[Extracted data entries]
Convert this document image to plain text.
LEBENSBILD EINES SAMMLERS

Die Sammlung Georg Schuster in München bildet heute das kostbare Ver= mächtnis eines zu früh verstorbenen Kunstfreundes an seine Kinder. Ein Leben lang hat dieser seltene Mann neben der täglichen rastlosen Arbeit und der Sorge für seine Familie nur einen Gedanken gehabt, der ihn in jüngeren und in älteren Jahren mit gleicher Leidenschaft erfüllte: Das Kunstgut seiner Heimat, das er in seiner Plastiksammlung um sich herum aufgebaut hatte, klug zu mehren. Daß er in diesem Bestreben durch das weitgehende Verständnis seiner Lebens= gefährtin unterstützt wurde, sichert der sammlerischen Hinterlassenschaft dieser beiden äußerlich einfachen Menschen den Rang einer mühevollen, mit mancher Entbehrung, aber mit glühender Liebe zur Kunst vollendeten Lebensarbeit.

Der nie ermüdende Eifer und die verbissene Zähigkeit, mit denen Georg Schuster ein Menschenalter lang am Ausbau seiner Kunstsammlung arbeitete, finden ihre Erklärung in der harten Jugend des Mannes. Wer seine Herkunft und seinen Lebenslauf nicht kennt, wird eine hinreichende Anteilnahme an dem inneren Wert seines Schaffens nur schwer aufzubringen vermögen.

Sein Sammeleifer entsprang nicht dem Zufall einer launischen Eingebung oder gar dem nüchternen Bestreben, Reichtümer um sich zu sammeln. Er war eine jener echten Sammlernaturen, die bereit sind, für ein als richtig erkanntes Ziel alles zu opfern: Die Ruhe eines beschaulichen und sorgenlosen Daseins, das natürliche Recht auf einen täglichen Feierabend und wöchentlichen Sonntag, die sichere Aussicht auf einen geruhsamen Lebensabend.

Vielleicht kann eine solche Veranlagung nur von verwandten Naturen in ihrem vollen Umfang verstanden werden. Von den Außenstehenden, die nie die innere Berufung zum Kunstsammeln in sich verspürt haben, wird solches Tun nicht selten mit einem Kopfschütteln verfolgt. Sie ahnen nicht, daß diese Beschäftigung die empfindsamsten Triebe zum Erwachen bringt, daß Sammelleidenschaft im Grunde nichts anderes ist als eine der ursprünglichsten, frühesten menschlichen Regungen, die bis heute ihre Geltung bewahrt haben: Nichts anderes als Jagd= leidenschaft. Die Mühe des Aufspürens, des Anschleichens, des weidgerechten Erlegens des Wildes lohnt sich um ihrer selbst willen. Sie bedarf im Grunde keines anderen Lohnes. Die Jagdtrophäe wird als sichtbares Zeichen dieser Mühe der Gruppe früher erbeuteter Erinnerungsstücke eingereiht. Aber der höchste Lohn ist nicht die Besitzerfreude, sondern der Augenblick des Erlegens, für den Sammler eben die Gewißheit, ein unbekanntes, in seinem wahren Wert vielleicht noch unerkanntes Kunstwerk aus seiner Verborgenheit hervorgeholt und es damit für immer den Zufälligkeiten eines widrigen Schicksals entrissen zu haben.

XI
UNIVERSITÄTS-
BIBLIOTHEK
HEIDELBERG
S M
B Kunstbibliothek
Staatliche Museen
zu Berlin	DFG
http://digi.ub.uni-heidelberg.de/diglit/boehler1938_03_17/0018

---

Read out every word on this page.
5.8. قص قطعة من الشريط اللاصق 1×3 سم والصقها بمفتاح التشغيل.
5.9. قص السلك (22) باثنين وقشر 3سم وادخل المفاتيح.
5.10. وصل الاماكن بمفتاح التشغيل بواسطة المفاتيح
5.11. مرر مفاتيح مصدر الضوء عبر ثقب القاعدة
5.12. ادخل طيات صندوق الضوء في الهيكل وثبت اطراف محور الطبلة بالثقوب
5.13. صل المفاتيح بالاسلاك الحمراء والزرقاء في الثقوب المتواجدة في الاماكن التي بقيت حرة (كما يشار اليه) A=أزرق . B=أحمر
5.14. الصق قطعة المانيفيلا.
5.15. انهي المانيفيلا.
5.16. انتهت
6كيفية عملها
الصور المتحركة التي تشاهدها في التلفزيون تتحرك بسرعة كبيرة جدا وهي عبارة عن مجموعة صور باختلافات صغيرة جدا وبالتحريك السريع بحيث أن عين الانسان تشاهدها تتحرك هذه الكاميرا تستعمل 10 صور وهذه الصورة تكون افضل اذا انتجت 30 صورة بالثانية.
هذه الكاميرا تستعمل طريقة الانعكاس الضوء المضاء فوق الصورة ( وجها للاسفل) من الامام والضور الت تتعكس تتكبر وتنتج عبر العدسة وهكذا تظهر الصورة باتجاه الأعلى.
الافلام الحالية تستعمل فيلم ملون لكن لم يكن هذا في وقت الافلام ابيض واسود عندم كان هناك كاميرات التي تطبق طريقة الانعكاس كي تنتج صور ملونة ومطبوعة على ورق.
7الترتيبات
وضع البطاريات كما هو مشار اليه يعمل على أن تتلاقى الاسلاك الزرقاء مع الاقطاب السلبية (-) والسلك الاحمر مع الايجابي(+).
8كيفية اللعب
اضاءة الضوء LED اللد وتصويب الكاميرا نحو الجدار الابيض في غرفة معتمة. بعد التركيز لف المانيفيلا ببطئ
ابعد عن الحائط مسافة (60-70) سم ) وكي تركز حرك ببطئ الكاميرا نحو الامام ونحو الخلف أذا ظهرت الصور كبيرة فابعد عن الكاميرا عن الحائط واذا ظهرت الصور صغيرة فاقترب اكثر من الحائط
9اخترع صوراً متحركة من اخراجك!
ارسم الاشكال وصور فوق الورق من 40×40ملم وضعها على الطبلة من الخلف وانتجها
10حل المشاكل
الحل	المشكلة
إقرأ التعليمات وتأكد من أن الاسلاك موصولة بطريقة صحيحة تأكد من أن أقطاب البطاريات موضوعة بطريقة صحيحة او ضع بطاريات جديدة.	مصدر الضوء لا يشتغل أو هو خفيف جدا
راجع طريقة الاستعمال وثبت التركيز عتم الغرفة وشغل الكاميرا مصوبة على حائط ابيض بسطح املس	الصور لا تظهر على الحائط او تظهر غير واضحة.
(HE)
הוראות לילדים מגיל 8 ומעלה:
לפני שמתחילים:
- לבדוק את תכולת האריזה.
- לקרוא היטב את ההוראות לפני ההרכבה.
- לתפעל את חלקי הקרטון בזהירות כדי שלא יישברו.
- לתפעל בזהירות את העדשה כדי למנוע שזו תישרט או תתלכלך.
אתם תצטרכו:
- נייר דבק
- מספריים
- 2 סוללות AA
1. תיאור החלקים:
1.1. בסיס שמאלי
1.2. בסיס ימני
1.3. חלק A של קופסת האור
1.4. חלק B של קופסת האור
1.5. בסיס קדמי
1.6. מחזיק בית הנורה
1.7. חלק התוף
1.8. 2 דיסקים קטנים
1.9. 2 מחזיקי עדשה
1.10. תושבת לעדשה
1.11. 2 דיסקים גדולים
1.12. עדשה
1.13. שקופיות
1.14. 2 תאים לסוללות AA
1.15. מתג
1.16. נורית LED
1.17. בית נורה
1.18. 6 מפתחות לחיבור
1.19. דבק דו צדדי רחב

**BRIEF:** Scan the records above, count the lines with "صغيرة" in them, and give only the number.

**ANSWER TO THE PROBLEM:** 2